— Begin —
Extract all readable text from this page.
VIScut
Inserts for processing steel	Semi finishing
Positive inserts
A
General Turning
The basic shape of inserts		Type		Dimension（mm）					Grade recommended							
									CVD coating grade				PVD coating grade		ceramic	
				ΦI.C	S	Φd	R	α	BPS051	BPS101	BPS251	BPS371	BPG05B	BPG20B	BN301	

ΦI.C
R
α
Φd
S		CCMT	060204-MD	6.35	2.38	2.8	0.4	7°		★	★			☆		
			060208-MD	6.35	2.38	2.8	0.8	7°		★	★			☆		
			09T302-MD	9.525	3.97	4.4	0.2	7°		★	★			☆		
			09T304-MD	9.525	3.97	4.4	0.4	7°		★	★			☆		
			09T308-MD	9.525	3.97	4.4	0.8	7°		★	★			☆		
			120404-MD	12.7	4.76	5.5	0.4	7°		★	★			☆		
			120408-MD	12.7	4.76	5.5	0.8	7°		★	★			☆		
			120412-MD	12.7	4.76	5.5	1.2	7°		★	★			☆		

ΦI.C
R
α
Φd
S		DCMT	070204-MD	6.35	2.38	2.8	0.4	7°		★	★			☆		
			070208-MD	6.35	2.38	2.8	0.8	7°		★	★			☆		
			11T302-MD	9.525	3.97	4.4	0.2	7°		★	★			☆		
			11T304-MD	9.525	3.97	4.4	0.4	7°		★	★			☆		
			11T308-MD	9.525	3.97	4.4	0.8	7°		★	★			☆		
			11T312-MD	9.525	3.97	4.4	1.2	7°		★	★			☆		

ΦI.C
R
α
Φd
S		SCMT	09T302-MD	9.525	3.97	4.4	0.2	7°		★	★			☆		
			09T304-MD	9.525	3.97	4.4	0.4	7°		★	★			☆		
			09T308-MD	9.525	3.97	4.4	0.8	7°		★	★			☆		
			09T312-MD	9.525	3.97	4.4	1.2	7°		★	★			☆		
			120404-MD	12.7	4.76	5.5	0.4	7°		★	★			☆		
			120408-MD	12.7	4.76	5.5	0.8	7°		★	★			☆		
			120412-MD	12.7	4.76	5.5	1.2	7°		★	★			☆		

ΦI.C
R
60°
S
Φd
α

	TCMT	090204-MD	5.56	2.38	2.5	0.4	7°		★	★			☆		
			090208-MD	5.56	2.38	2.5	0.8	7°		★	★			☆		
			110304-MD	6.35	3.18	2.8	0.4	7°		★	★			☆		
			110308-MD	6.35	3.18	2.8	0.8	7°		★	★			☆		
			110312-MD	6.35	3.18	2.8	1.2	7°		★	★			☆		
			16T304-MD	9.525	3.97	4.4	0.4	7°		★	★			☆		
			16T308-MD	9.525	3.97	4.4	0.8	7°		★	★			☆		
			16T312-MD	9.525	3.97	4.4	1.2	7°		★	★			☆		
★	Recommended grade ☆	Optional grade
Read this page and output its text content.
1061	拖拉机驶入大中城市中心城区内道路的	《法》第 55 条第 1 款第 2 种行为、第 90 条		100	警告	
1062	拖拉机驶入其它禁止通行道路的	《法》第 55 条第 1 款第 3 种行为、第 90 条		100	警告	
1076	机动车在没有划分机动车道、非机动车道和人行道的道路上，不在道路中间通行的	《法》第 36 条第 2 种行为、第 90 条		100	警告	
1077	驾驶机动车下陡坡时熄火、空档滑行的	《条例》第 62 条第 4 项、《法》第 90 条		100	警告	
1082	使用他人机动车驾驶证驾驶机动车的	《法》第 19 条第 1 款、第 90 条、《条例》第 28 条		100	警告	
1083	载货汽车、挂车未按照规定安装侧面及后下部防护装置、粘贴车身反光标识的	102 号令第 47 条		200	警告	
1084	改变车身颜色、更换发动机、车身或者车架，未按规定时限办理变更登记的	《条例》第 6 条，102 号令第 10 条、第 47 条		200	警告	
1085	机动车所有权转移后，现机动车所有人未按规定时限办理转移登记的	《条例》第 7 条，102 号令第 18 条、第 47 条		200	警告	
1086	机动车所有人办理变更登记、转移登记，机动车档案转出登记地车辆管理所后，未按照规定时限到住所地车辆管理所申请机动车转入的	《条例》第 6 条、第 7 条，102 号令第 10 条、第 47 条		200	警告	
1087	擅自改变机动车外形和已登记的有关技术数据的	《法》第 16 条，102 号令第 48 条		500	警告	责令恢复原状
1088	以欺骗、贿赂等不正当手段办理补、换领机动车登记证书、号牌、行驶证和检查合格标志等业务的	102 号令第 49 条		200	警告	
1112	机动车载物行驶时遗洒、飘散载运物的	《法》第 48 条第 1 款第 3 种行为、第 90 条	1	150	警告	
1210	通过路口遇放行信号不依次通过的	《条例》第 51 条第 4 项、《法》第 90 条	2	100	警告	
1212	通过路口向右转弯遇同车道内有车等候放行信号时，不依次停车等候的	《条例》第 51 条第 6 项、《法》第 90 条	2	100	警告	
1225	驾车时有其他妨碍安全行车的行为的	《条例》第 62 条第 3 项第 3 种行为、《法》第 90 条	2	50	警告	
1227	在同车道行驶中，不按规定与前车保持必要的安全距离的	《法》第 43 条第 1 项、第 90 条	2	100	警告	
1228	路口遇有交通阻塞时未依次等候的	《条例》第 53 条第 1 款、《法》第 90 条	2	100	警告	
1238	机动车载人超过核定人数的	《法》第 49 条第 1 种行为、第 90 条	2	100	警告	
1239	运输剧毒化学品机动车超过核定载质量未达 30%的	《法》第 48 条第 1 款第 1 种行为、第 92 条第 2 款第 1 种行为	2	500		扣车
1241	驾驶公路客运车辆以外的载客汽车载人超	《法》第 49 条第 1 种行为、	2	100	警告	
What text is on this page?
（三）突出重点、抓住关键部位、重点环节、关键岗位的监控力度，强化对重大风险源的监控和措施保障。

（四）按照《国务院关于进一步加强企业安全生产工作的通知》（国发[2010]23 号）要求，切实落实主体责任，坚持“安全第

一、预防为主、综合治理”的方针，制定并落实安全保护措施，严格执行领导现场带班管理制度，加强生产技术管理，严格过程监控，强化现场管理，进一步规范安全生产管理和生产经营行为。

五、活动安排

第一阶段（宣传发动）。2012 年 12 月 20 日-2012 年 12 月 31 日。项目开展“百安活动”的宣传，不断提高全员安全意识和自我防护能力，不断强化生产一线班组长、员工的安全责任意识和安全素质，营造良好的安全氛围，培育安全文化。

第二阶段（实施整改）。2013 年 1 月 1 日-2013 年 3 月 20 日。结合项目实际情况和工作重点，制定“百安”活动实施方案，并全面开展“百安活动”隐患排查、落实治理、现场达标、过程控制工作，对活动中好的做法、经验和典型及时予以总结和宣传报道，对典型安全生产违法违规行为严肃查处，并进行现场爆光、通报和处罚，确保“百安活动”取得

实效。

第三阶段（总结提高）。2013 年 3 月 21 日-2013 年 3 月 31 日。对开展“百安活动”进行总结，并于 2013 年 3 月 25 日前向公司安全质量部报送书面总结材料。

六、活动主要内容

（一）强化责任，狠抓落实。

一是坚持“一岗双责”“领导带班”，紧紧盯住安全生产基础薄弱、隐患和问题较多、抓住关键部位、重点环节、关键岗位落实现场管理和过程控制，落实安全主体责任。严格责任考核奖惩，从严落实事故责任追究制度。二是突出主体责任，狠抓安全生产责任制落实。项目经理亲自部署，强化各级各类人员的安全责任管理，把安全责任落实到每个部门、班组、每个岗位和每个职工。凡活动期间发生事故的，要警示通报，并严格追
— End —
▸ **WRITTEN INSTRUCTION**:
Locate all lines in the listing above with the word "this" and copy them.

▸ **PROBLEM SOLUTION**:
Extract all readable text from this page.
Read this page and output its text content.
What text is on this page?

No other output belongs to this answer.